** AIM OF THE TASK **
Write every record out again exactly as given.

** DATA FOR THIS TASK **
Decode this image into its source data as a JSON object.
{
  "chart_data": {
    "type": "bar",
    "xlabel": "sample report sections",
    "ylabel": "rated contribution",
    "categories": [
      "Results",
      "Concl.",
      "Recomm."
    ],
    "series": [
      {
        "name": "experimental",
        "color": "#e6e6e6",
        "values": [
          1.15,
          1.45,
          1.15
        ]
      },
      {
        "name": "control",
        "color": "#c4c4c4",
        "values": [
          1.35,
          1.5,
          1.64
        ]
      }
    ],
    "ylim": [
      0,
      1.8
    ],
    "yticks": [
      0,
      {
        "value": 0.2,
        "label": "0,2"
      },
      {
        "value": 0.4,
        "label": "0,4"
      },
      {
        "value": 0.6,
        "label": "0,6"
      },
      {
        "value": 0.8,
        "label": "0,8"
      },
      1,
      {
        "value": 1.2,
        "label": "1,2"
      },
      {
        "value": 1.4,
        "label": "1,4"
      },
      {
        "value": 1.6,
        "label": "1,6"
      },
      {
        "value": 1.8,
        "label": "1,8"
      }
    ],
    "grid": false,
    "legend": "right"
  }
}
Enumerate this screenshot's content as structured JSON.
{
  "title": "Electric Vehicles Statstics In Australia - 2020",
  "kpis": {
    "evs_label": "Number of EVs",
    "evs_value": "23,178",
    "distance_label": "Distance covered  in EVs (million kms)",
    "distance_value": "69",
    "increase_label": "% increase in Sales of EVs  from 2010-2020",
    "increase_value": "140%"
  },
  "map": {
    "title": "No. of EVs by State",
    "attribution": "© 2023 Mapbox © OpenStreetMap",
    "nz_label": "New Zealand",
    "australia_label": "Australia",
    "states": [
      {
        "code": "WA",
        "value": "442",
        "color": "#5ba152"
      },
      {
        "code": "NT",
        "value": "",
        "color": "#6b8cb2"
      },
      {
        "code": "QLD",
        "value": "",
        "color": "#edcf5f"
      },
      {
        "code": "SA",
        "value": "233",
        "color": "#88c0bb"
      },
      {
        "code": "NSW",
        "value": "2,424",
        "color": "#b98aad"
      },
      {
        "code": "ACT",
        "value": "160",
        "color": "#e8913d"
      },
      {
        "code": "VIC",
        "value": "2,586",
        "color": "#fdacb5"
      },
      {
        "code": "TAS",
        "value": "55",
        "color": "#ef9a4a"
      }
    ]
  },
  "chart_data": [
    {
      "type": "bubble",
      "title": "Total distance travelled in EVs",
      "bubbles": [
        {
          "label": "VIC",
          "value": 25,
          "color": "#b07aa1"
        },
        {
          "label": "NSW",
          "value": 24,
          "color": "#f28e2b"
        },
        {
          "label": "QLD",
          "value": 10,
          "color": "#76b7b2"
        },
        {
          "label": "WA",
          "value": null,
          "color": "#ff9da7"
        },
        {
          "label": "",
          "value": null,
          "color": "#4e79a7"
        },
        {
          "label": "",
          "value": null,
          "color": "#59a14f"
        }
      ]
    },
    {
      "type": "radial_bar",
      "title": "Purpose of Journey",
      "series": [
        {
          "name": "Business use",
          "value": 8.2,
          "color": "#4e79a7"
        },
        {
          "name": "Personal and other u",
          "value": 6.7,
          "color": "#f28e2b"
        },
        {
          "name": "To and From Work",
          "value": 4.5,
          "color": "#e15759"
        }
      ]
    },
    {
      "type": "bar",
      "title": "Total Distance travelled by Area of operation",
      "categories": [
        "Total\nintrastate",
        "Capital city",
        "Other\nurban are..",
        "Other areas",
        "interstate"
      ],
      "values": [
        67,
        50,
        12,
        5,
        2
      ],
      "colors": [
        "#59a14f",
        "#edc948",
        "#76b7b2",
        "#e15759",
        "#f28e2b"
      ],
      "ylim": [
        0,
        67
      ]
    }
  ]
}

** REPLY TO THE TASK **
Decode this image into its source data as a JSON object.
{
  "chart_data": {
    "type": "bar",
    "xlabel": "sample report sections",
    "ylabel": "rated contribution",
    "categories": [
      "Results",
      "Concl.",
      "Recomm."
    ],
    "series": [
      {
        "name": "experimental",
        "color": "#e6e6e6",
        "values": [
          1.15,
          1.45,
          1.15
        ]
      },
      {
        "name": "control",
        "color": "#c4c4c4",
        "values": [
          1.35,
          1.5,
          1.64
        ]
      }
    ],
    "ylim": [
      0,
      1.8
    ],
    "yticks": [
      0,
      {
        "value": 0.2,
        "label": "0,2"
      },
      {
        "value": 0.4,
        "label": "0,4"
      },
      {
        "value": 0.6,
        "label": "0,6"
      },
      {
        "value": 0.8,
        "label": "0,8"
      },
      1,
      {
        "value": 1.2,
        "label": "1,2"
      },
      {
        "value": 1.4,
        "label": "1,4"
      },
      {
        "value": 1.6,
        "label": "1,6"
      },
      {
        "value": 1.8,
        "label": "1,8"
      }
    ],
    "grid": false,
    "legend": "right"
  }
}
Enumerate this screenshot's content as structured JSON.
{
  "title": "Electric Vehicles Statstics In Australia - 2020",
  "kpis": {
    "evs_label": "Number of EVs",
    "evs_value": "23,178",
    "distance_label": "Distance covered  in EVs (million kms)",
    "distance_value": "69",
    "increase_label": "% increase in Sales of EVs  from 2010-2020",
    "increase_value": "140%"
  },
  "map": {
    "title": "No. of EVs by State",
    "attribution": "© 2023 Mapbox © OpenStreetMap",
    "nz_label": "New Zealand",
    "australia_label": "Australia",
    "states": [
      {
        "code": "WA",
        "value": "442",
        "color": "#5ba152"
      },
      {
        "code": "NT",
        "value": "",
        "color": "#6b8cb2"
      },
      {
        "code": "QLD",
        "value": "",
        "color": "#edcf5f"
      },
      {
        "code": "SA",
        "value": "233",
        "color": "#88c0bb"
      },
      {
        "code": "NSW",
        "value": "2,424",
        "color": "#b98aad"
      },
      {
        "code": "ACT",
        "value": "160",
        "color": "#e8913d"
      },
      {
        "code": "VIC",
        "value": "2,586",
        "color": "#fdacb5"
      },
      {
        "code": "TAS",
        "value": "55",
        "color": "#ef9a4a"
      }
    ]
  },
  "chart_data": [
    {
      "type": "bubble",
      "title": "Total distance travelled in EVs",
      "bubbles": [
        {
          "label": "VIC",
          "value": 25,
          "color": "#b07aa1"
        },
        {
          "label": "NSW",
          "value": 24,
          "color": "#f28e2b"
        },
        {
          "label": "QLD",
          "value": 10,
          "color": "#76b7b2"
        },
        {
          "label": "WA",
          "value": null,
          "color": "#ff9da7"
        },
        {
          "label": "",
          "value": null,
          "color": "#4e79a7"
        },
        {
          "label": "",
          "value": null,
          "color": "#59a14f"
        }
      ]
    },
    {
      "type": "radial_bar",
      "title": "Purpose of Journey",
      "series": [
        {
          "name": "Business use",
          "value": 8.2,
          "color": "#4e79a7"
        },
        {
          "name": "Personal and other u",
          "value": 6.7,
          "color": "#f28e2b"
        },
        {
          "name": "To and From Work",
          "value": 4.5,
          "color": "#e15759"
        }
      ]
    },
    {
      "type": "bar",
      "title": "Total Distance travelled by Area of operation",
      "categories": [
        "Total\nintrastate",
        "Capital city",
        "Other\nurban are..",
        "Other areas",
        "interstate"
      ],
      "values": [
        67,
        50,
        12,
        5,
        2
      ],
      "colors": [
        "#59a14f",
        "#edc948",
        "#76b7b2",
        "#e15759",
        "#f28e2b"
      ],
      "ylim": [
        0,
        67
      ]
    }
  ]
}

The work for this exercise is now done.